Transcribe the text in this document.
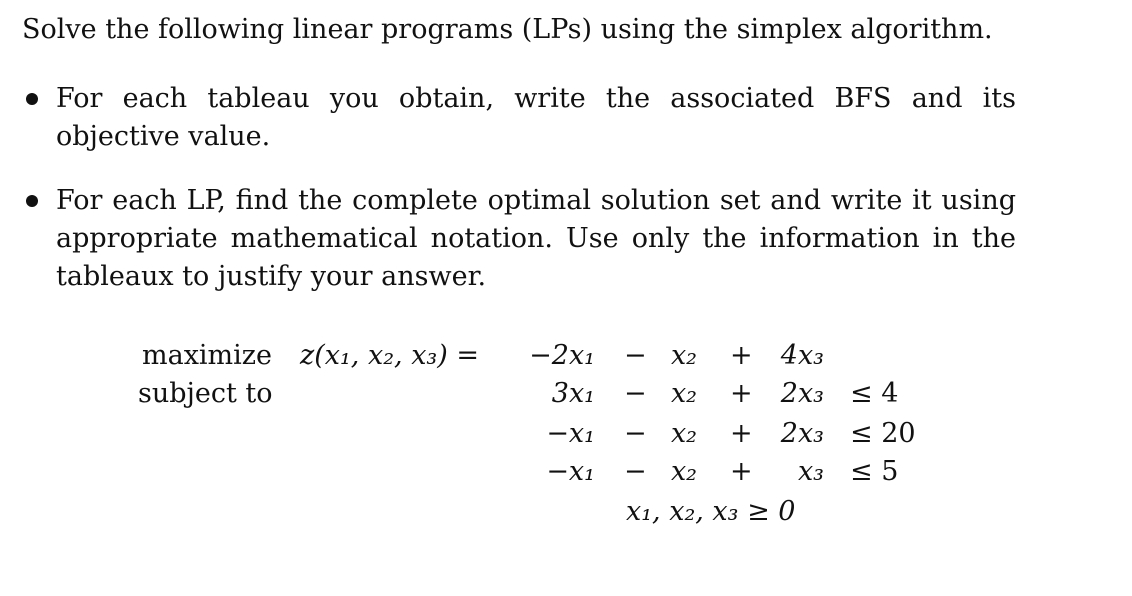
Solve the following linear programs (LPs) using the simplex algorithm.
For each tableau you obtain, write the associated BFS and its objective value.
For each LP, find the complete optimal solution set and write it using appropriate mathematical notation. Use only the information in the tableaux to justify your answer.
maximize z(x₁, x₂, x₃) = −2x₁ − x₂ + 4x₃
subject to	3x₁ − x₂ + 2x₃ ≤ 4
−x₁ − x₂ + 2x₃ ≤ 20
−x₁ − x₂ + x₃ ≤ 5
x₁, x₂, x₃ ≥ 0
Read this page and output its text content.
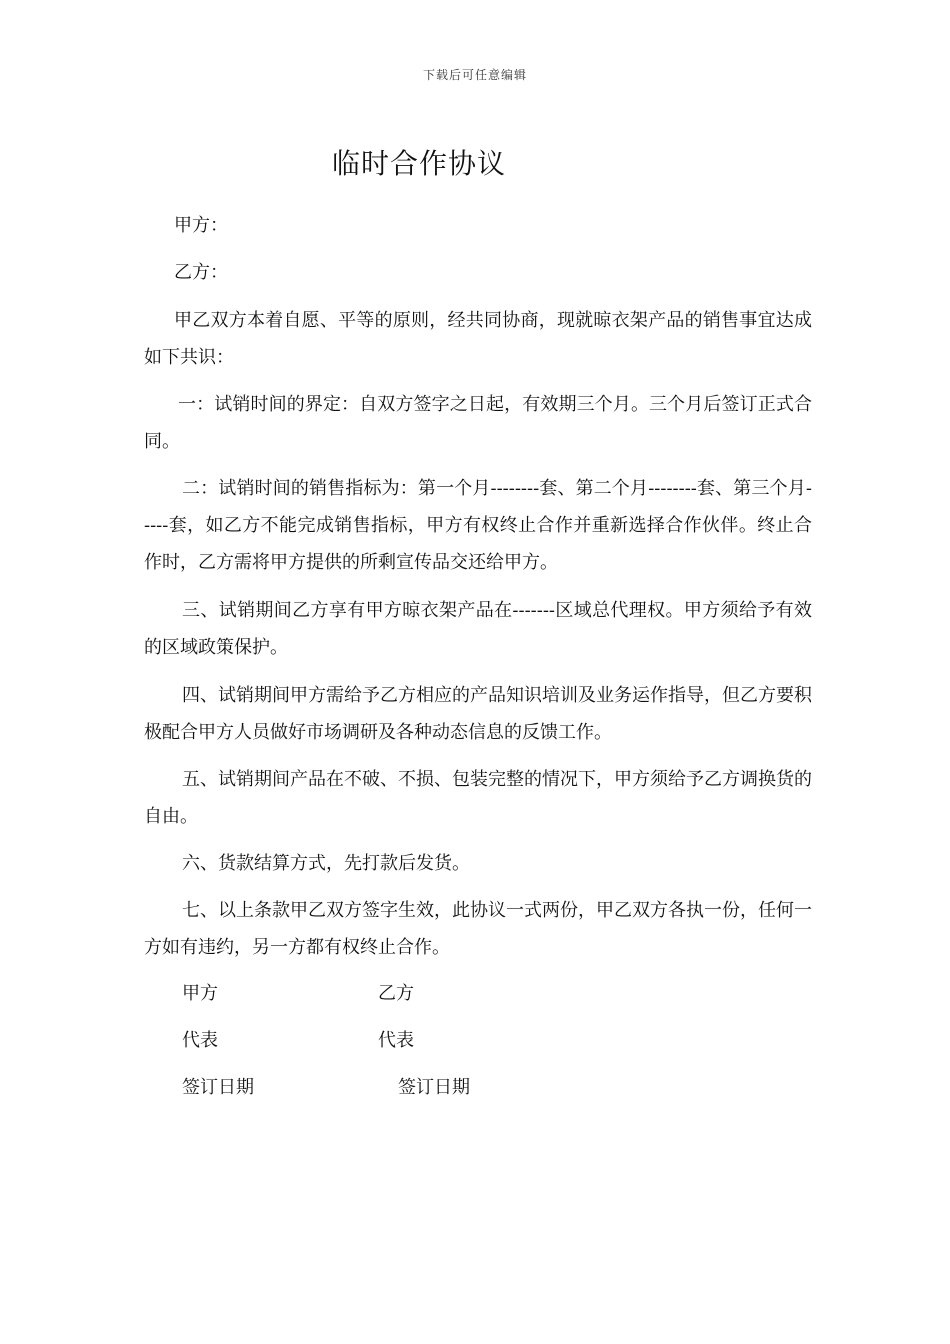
下载后可任意编辑
临时合作协议

甲方：

乙方：

甲乙双方本着自愿、平等的原则，经共同协商，现就晾衣架产品的销售事宜达成如下共识：

一：试销时间的界定：自双方签字之日起，有效期三个月。三个月后签订正式合同。

二：试销时间的销售指标为：第一个月--------套、第二个月--------套、第三个月-----套，如乙方不能完成销售指标，甲方有权终止合作并重新选择合作伙伴。终止合作时，乙方需将甲方提供的所剩宣传品交还给甲方。

三、试销期间乙方享有甲方晾衣架产品在-------区域总代理权。甲方须给予有效的区域政策保护。

四、试销期间甲方需给予乙方相应的产品知识培训及业务运作指导，但乙方要积极配合甲方人员做好市场调研及各种动态信息的反馈工作。

五、试销期间产品在不破、不损、包装完整的情况下，甲方须给予乙方调换货的自由。

六、货款结算方式，先打款后发货。

七、以上条款甲乙双方签字生效，此协议一式两份，甲乙双方各执一份，任何一方如有违约，另一方都有权终止合作。

甲方	乙方

代表	代表

签订日期	签订日期
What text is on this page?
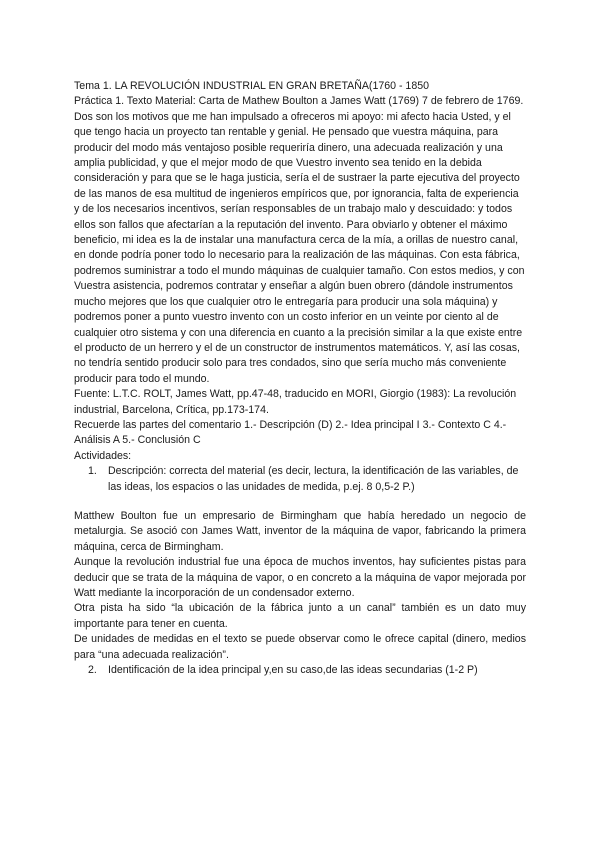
Tema 1. LA REVOLUCIÓN INDUSTRIAL EN GRAN BRETAÑA(1760 - 1850

Práctica 1. Texto Material: Carta de Mathew Boulton a James Watt (1769) 7 de febrero de 1769.

Dos son los motivos que me han impulsado a ofreceros mi apoyo: mi afecto hacia Usted, y el que tengo hacia un proyecto tan rentable y genial. He pensado que vuestra máquina, para producir del modo más ventajoso posible requeriría dinero, una adecuada realización y una amplia publicidad, y que el mejor modo de que Vuestro invento sea tenido en la debida consideración y para que se le haga justicia, sería el de sustraer la parte ejecutiva del proyecto de las manos de esa multitud de ingenieros empíricos que, por ignorancia, falta de experiencia y de los necesarios incentivos, serían responsables de un trabajo malo y descuidado: y todos ellos son fallos que afectarían a la reputación del invento. Para obviarlo y obtener el máximo beneficio, mi idea es la de instalar una manufactura cerca de la mía, a orillas de nuestro canal, en donde podría poner todo lo necesario para la realización de las máquinas. Con esta fábrica, podremos suministrar a todo el mundo máquinas de cualquier tamaño. Con estos medios, y con Vuestra asistencia, podremos contratar y enseñar a algún buen obrero (dándole instrumentos mucho mejores que los que cualquier otro le entregaría para producir una sola máquina) y podremos poner a punto vuestro invento con un costo inferior en un veinte por ciento al de cualquier otro sistema y con una diferencia en cuanto a la precisión similar a la que existe entre el producto de un herrero y el de un constructor de instrumentos matemáticos. Y, así las cosas, no tendría sentido producir solo para tres condados, sino que sería mucho más conveniente producir para todo el mundo.

Fuente: L.T.C. ROLT, James Watt, pp.47-48, traducido en MORI, Giorgio (1983): La revolución industrial, Barcelona, Crítica, pp.173-174.

Recuerde las partes del comentario 1.- Descripción (D) 2.- Idea principal I 3.- Contexto C 4.- Análisis A 5.- Conclusión C

Actividades:

1.	Descripción: correcta del material (es decir, lectura, la identificación de las variables, de las ideas, los espacios o las unidades de medida, p.ej. 8 0,5-2 P.)

Matthew Boulton fue un empresario de Birmingham que había heredado un negocio de metalurgia. Se asoció con James Watt, inventor de la máquina de vapor, fabricando la primera máquina, cerca de Birmingham.

Aunque la revolución industrial fue una época de muchos inventos, hay suficientes pistas para deducir que se trata de la máquina de vapor, o en concreto a la máquina de vapor mejorada por Watt mediante la incorporación de un condensador externo.

Otra pista ha sido “la ubicación de la fábrica junto a un canal” también es un dato muy importante para tener en cuenta.

De unidades de medidas en el texto se puede observar como le ofrece capital (dinero, medios para “una adecuada realización”.

2.	Identificación de la idea principal y,en su caso,de las ideas secundarias (1-2 P)
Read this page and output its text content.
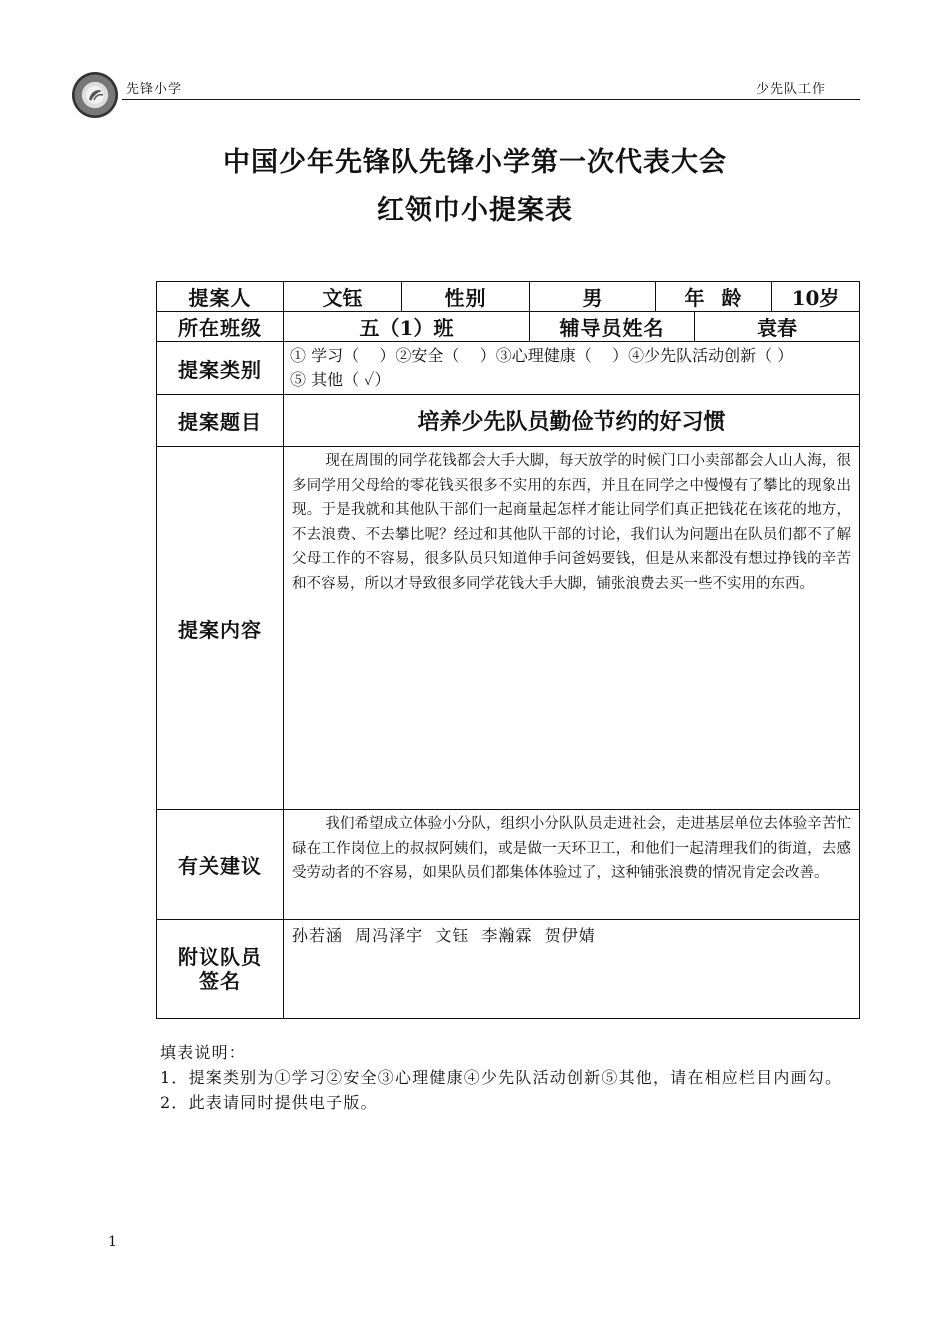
先锋小学	少先队工作
中国少年先锋队先锋小学第一次代表大会
红领巾小提案表
提案人	文钰	性别	男	年  龄		10岁
所在班级	五（1）班		辅导员姓名		袁春	
提案类别	① 学习（    ）②安全（    ）③心理健康（    ）④少先队活动创新（ ）
⑤ 其他（ ✓）					

提案题目	培养少先队员勤俭节约的好习惯					
提案内容	现在周围的同学花钱都会大手大脚，每天放学的时候门口小卖部都会人山人海，很多同学用父母给的零花钱买很多不实用的东西，并且在同学之中慢慢有了攀比的现象出现。于是我就和其他队干部们一起商量起怎样才能让同学们真正把钱花在该花的地方，不去浪费、不去攀比呢？经过和其他队干部的讨论，我们认为问题出在队员们都不了解父母工作的不容易，很多队员只知道伸手问爸妈要钱，但是从来都没有想过挣钱的辛苦和不容易，所以才导致很多同学花钱大手大脚，铺张浪费去买一些不实用的东西。					
有关建议	我们希望成立体验小分队，组织小分队队员走进社会，走进基层单位去体验辛苦忙碌在工作岗位上的叔叔阿姨们，或是做一天环卫工，和他们一起清理我们的街道，去感受劳动者的不容易，如果队员们都集体体验过了，这种铺张浪费的情况肯定会改善。					

附议队员
签名	孙若涵  周冯泽宇  文钰  李瀚霖  贺伊婧					
填表说明：
1．提案类别为①学习②安全③心理健康④少先队活动创新⑤其他，请在相应栏目内画勾。
2．此表请同时提供电子版。
1
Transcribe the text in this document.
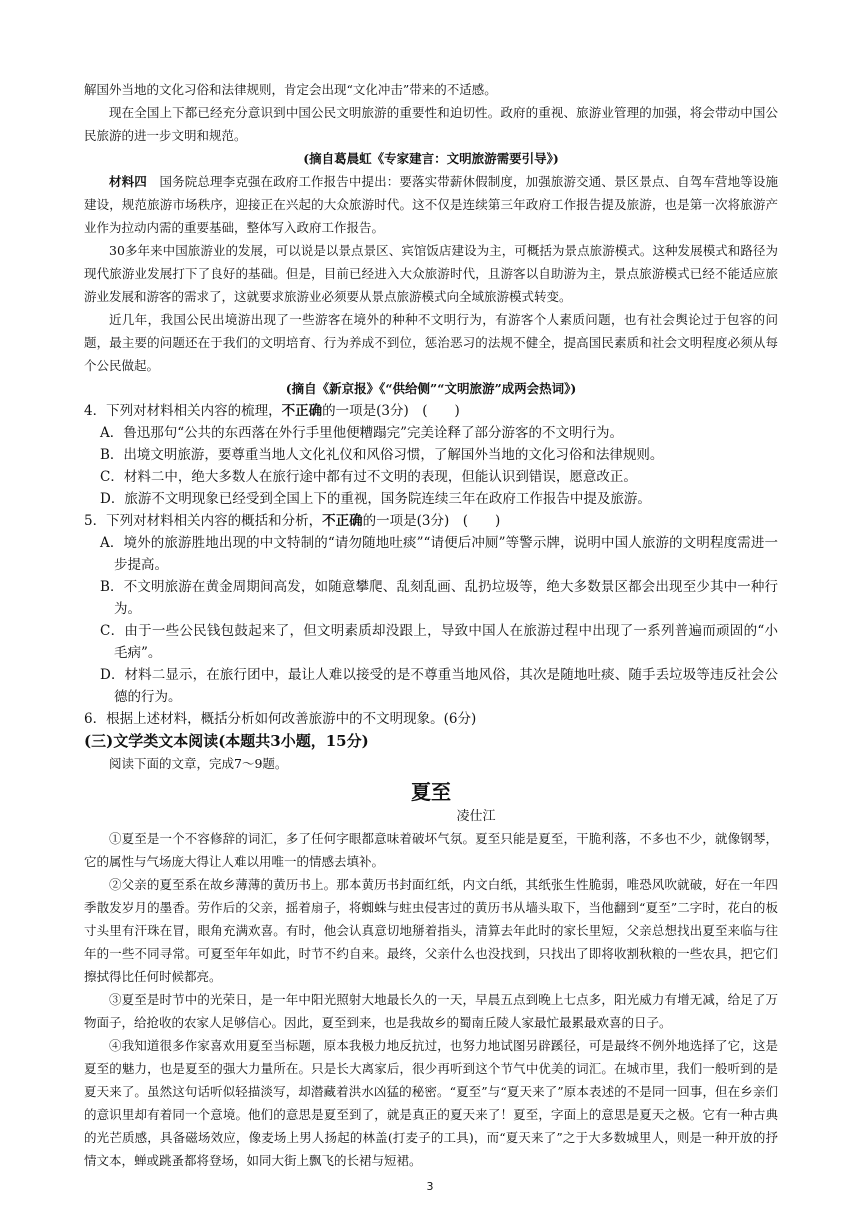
解国外当地的文化习俗和法律规则，肯定会出现“文化冲击”带来的不适感。

现在全国上下都已经充分意识到中国公民文明旅游的重要性和迫切性。政府的重视、旅游业管理的加强，将会带动中国公民旅游的进一步文明和规范。

(摘自葛晨虹《专家建言：文明旅游需要引导》)

材料四　国务院总理李克强在政府工作报告中提出：要落实带薪休假制度，加强旅游交通、景区景点、自驾车营地等设施建设，规范旅游市场秩序，迎接正在兴起的大众旅游时代。这不仅是连续第三年政府工作报告提及旅游，也是第一次将旅游产业作为拉动内需的重要基础，整体写入政府工作报告。

30多年来中国旅游业的发展，可以说是以景点景区、宾馆饭店建设为主，可概括为景点旅游模式。这种发展模式和路径为现代旅游业发展打下了良好的基础。但是，目前已经进入大众旅游时代，且游客以自助游为主，景点旅游模式已经不能适应旅游业发展和游客的需求了，这就要求旅游业必须要从景点旅游模式向全域旅游模式转变。

近几年，我国公民出境游出现了一些游客在境外的种种不文明行为，有游客个人素质问题，也有社会舆论过于包容的问题，最主要的问题还在于我们的文明培育、行为养成不到位，惩治恶习的法规不健全，提高国民素质和社会文明程度必须从每个公民做起。

(摘自《新京报》《“供给侧”“文明旅游”成两会热词》)

4．下列对材料相关内容的梳理，不正确的一项是(3分)　(　　)

A．鲁迅那句“公共的东西落在外行手里他便糟蹋完”完美诠释了部分游客的不文明行为。

B．出境文明旅游，要尊重当地人文化礼仪和风俗习惯，了解国外当地的文化习俗和法律规则。

C．材料二中，绝大多数人在旅行途中都有过不文明的表现，但能认识到错误，愿意改正。

D．旅游不文明现象已经受到全国上下的重视，国务院连续三年在政府工作报告中提及旅游。

5．下列对材料相关内容的概括和分析，不正确的一项是(3分)　(　　)

A．境外的旅游胜地出现的中文特制的“请勿随地吐痰”“请便后冲厕”等警示牌，说明中国人旅游的文明程度需进一步提高。

B．不文明旅游在黄金周期间高发，如随意攀爬、乱刻乱画、乱扔垃圾等，绝大多数景区都会出现至少其中一种行为。

C．由于一些公民钱包鼓起来了，但文明素质却没跟上，导致中国人在旅游过程中出现了一系列普遍而顽固的“小毛病”。

D．材料二显示，在旅行团中，最让人难以接受的是不尊重当地风俗，其次是随地吐痰、随手丢垃圾等违反社会公德的行为。

6．根据上述材料，概括分析如何改善旅游中的不文明现象。(6分)

(三)文学类文本阅读(本题共3小题，15分)

阅读下面的文章，完成7～9题。

夏至
凌仕江

①夏至是一个不容修辞的词汇，多了任何字眼都意味着破坏气氛。夏至只能是夏至，干脆利落，不多也不少，就像钢琴，它的属性与气场庞大得让人难以用唯一的情感去填补。

②父亲的夏至系在故乡薄薄的黄历书上。那本黄历书封面红纸，内文白纸，其纸张生性脆弱，唯恐风吹就破，好在一年四季散发岁月的墨香。劳作后的父亲，摇着扇子，将蜘蛛与蛀虫侵害过的黄历书从墙头取下，当他翻到“夏至”二字时，花白的板寸头里有汗珠在冒，眼角充满欢喜。有时，他会认真意切地掰着指头，清算去年此时的家长里短，父亲总想找出夏至来临与往年的一些不同寻常。可夏至年年如此，时节不约自来。最终，父亲什么也没找到，只找出了即将收割秋粮的一些农具，把它们擦拭得比任何时候都亮。

③夏至是时节中的光荣日，是一年中阳光照射大地最长久的一天，早晨五点到晚上七点多，阳光威力有增无减，给足了万物面子，给抢收的农家人足够信心。因此，夏至到来，也是我故乡的蜀南丘陵人家最忙最累最欢喜的日子。

④我知道很多作家喜欢用夏至当标题，原本我极力地反抗过，也努力地试图另辟蹊径，可是最终不例外地选择了它，这是夏至的魅力，也是夏至的强大力量所在。只是长大离家后，很少再听到这个节气中优美的词汇。在城市里，我们一般听到的是夏天来了。虽然这句话听似轻描淡写，却潜藏着洪水凶猛的秘密。“夏至”与“夏天来了”原本表述的不是同一回事，但在乡亲们的意识里却有着同一个意境。他们的意思是夏至到了，就是真正的夏天来了！夏至，字面上的意思是夏天之极。它有一种古典的光芒质感，具备磁场效应，像麦场上男人扬起的林盖(打麦子的工具)，而“夏天来了”之于大多数城里人，则是一种开放的抒情文本，蝉或跳蚤都将登场，如同大街上飘飞的长裙与短裙。

3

##########

From the listing, copy every line where the string "principal" appears.

=== FULL ANSWER ===
Recuerde las partes del comentario 1.- Descripción (D) 2.- Idea principal I 3.- Contexto C 4.- Análisis A 5.- Conclusión C
2.	Identificación de la idea principal y,en su caso,de las ideas secundarias (1-2 P)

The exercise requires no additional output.